Text excerpt —

▶

The Chicago & Nw. Ry. Co. v. Jackson

Decision Date30 September 1870
CourtIllinois Supreme Court
PartiesTHE CHICAGO & NORTHWESTERN RAILWAY COMPANYv.FRANK JACKSON.

OPINION TEXT STARTS HERE

APPEAL from the Circuit Court of Kane county; the Hon. SILVANUS WILCOX, Judge, presiding.

The opinion states the case.

Mr. A. M. HERRINGTON, for the appellants.

Messrs. BLANCHARD & SILVER and Messrs. JOSLYN & SLAVIN, for the appellee.

Mr. JUSTICE WALKER delivered the opinion of the Court:

This was an action on the case, brought by appellee, in the Kane circuit court, against appellants, to recover for injuries received by falling from a car, and having his legs so badly injured or crushed by the engine passing over them, that they had to be amputated. It appears that on Monday morning, the eighteenth day of November, 1867, appellee, who was employed by the company as a brakeman, while engaged in the discharge of his duty, and being on the end of a freight car, holding to an iron rod, in obeying an order from his superior, in attempting to descend from the car for the purpose of uncoupling it from the engine, swung himself around so as to descend by a ladder on the side of the car, but owing to the fact that it was out of repair, lacking two rounds, that were missing, he failed to get a hold for his feet, and the weight of his body broke his hold of the iron rod, when he fell to the ground, and the engine, which was backing at the time, passed over his legs and crushed and injured them so that amputation became necessary.

The jury found a verdict in his favor, and assessed the damages at $18,000. A motion for a new trial was entered by defendants, but was overruled by the court, and judgment rendered on the verdict. An appeal was perfected, and the case is brought to this court and errors are assigned on the record. They question the correctness of the decision of the court in giving instructions for plaintiff, and in the refusal to give others for the defendants, the admission of evidence, and in overruling the motion for a new trial.

It is first insisted that there was a variance between the declaration and the proof; that in the declaration it is averred that the injury occurred while appellee was acting as a brakeman on a freight train of appellants, while the proof shows that he was acting as a brakeman in switching cars at the station, in making up a freight train. There is no dispute but the three or four cars being switched were freight cars, and were being propelled by an engine, and were what is generally understood to be a freight train. It was a train of freight cars, and therefore a freight train. It was a train used for the transportation of freight, as contradistinguished from a train composed of cars usually employed in transporting passengers, and called a passenger train. In this we perceive no variance, and the evidence was properly admitted for the consideration of the jury.

◀

Short exercise 1 — In the court opinion above, set down the passage from "Decision Date30 September" up to and including "for the appellee.".
Short exercise 2 — According to the court opinion, what amount of damages did the jury assess?
Short exercise 3 — Using the court opinion, explain why the court found no variance between the declaration and the proof.

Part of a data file
▶

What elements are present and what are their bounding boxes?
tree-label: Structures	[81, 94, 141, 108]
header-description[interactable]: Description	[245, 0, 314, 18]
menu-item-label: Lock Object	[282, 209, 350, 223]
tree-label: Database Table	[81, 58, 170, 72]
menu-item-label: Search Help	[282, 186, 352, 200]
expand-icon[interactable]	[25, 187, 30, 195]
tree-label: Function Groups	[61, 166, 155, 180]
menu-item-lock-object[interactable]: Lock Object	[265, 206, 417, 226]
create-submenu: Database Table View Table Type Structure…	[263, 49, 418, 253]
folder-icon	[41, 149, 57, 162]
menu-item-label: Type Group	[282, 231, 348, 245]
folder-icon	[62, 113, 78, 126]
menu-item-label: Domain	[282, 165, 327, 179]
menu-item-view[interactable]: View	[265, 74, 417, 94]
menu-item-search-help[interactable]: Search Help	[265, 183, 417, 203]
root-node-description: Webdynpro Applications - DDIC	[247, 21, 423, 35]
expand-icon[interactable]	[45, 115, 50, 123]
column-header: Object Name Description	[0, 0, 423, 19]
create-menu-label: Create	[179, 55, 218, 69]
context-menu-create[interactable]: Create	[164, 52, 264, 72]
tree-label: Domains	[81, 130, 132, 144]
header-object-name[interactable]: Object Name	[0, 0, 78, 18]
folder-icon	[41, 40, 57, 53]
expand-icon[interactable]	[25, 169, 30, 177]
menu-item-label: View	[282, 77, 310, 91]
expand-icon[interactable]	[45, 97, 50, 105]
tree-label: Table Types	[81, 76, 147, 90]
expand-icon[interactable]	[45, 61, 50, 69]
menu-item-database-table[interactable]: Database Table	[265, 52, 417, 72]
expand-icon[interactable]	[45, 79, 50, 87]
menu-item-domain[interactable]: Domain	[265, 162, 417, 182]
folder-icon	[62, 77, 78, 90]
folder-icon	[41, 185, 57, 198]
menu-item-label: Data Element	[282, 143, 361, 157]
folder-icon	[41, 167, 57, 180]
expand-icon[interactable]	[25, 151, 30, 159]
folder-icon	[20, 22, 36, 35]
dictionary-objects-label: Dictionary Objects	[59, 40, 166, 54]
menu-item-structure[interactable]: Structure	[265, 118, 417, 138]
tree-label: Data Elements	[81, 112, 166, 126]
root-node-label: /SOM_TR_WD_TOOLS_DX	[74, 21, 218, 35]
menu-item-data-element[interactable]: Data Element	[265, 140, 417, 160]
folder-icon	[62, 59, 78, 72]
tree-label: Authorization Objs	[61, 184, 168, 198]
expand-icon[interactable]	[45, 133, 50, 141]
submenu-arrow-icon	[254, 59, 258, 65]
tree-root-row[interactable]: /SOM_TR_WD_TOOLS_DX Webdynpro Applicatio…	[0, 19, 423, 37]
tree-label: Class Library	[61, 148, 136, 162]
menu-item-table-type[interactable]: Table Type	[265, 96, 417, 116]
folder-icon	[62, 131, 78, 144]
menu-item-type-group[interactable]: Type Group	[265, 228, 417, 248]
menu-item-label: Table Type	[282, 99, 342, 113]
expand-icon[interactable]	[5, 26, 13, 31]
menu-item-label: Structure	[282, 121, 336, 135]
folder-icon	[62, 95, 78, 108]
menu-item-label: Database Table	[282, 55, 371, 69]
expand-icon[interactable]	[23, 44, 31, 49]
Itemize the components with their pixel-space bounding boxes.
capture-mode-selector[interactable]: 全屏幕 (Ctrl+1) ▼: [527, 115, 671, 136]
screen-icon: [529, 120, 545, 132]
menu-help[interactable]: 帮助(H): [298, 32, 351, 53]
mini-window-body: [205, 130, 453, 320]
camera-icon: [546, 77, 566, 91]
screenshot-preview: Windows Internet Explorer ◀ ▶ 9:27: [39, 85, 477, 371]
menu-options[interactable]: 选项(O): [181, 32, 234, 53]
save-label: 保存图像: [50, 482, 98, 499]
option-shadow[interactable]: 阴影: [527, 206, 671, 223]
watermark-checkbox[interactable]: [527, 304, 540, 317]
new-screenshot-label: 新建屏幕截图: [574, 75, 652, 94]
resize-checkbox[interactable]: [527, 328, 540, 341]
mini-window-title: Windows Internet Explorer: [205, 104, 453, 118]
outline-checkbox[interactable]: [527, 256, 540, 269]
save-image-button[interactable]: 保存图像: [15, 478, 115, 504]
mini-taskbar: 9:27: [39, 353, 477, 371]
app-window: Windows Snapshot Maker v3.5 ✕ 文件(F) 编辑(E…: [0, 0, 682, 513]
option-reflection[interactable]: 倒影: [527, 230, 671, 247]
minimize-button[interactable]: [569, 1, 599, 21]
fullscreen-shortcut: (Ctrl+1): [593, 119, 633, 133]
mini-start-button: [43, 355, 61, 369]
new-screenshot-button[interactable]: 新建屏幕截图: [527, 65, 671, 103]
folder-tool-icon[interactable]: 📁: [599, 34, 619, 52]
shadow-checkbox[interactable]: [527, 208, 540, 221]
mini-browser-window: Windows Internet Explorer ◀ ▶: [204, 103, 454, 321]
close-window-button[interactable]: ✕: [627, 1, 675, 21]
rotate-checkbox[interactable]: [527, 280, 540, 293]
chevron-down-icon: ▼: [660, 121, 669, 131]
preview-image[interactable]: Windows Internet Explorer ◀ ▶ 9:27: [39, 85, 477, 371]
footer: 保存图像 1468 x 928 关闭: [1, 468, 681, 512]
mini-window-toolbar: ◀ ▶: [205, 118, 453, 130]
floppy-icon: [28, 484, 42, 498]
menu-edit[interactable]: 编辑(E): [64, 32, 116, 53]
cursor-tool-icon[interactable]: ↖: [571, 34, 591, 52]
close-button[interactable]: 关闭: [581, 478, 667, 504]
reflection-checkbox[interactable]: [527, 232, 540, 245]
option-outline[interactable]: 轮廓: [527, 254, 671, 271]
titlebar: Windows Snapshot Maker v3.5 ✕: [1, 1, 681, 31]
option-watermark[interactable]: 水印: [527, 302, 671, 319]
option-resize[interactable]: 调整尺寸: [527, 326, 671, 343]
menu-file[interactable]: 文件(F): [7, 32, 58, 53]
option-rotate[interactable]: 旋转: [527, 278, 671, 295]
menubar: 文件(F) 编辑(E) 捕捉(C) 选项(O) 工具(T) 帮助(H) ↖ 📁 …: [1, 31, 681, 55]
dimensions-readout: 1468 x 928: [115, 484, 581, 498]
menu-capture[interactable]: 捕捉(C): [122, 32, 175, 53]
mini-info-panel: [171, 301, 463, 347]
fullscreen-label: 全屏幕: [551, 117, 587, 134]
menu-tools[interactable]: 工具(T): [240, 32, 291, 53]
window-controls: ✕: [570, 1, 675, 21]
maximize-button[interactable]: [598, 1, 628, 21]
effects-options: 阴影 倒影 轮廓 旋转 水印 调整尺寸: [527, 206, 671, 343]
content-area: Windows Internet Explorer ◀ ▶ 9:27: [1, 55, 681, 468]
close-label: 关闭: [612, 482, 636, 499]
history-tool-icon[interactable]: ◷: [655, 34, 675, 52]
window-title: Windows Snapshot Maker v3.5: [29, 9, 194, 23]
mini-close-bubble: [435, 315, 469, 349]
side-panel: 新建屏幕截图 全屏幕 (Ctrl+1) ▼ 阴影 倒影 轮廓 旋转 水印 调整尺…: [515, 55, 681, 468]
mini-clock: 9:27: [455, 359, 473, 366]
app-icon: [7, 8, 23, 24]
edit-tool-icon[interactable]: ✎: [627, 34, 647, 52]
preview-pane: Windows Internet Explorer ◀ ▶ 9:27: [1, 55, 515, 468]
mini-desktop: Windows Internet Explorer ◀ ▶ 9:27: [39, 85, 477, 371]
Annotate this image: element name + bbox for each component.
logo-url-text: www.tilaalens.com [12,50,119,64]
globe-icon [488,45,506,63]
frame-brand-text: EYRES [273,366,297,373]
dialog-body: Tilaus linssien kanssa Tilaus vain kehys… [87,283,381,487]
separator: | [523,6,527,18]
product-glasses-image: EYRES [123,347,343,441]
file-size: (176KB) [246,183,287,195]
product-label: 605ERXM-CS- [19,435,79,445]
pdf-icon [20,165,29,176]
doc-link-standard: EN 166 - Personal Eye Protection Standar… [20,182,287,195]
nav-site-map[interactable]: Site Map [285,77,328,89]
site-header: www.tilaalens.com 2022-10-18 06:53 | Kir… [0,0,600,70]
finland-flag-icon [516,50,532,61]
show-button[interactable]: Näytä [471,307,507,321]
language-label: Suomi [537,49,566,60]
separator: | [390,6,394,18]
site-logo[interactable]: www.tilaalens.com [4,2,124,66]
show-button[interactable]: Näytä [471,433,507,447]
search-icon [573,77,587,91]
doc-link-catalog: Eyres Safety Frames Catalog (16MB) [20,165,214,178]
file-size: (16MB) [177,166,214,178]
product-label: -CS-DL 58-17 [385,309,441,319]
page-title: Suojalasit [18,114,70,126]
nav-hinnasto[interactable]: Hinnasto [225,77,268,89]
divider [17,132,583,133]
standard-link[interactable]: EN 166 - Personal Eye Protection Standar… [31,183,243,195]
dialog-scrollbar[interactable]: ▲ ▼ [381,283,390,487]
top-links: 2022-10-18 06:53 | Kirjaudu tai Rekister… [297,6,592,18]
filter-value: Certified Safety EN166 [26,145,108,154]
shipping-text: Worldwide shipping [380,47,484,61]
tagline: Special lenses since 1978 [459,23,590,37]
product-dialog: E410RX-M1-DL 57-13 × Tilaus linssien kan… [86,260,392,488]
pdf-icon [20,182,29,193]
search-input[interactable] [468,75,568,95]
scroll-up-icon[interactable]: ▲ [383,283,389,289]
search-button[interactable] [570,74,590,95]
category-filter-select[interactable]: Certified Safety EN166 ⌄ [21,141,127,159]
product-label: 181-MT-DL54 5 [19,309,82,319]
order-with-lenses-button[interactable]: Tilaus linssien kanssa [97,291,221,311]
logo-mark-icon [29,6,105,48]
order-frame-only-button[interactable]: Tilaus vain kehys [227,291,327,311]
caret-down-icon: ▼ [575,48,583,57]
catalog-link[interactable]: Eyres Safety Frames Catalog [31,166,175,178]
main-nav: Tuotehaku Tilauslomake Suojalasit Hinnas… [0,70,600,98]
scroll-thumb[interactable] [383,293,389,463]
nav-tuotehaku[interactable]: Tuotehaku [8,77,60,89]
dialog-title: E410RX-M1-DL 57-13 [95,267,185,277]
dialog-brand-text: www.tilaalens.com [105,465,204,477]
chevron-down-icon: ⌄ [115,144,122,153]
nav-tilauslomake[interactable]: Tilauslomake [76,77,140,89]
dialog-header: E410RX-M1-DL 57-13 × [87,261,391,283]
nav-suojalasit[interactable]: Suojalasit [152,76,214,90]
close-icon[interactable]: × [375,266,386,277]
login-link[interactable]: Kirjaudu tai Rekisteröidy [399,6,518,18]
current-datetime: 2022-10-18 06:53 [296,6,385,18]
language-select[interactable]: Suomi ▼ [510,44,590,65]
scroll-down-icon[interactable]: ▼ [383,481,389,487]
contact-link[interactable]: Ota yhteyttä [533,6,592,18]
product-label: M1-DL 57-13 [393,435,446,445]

◀

Solution 1 —
Decision Date30 September 1870
CourtIllinois Supreme Court
PartiesTHE CHICAGO & NORTHWESTERN RAILWAY COMPANYv.FRANK JACKSON.

OPINION TEXT STARTS HERE

APPEAL from the Circuit Court of Kane county; the Hon. SILVANUS WILCOX, Judge, presiding.

The opinion states the case.

Mr. A. M. HERRINGTON, for the appellants.

Messrs. BLANCHARD & SILVER and Messrs. JOSLYN & SLAVIN, for the appellee.

Solution 2 — $18,000.

Solution 3 — The three or four cars being switched were freight cars propelled by an engine, so they formed a train of freight cars and therefore a freight train. That train was used to carry freight, as distinguished from a passenger train, so the declaration's claim that the injury occurred on a freight train matched the proof.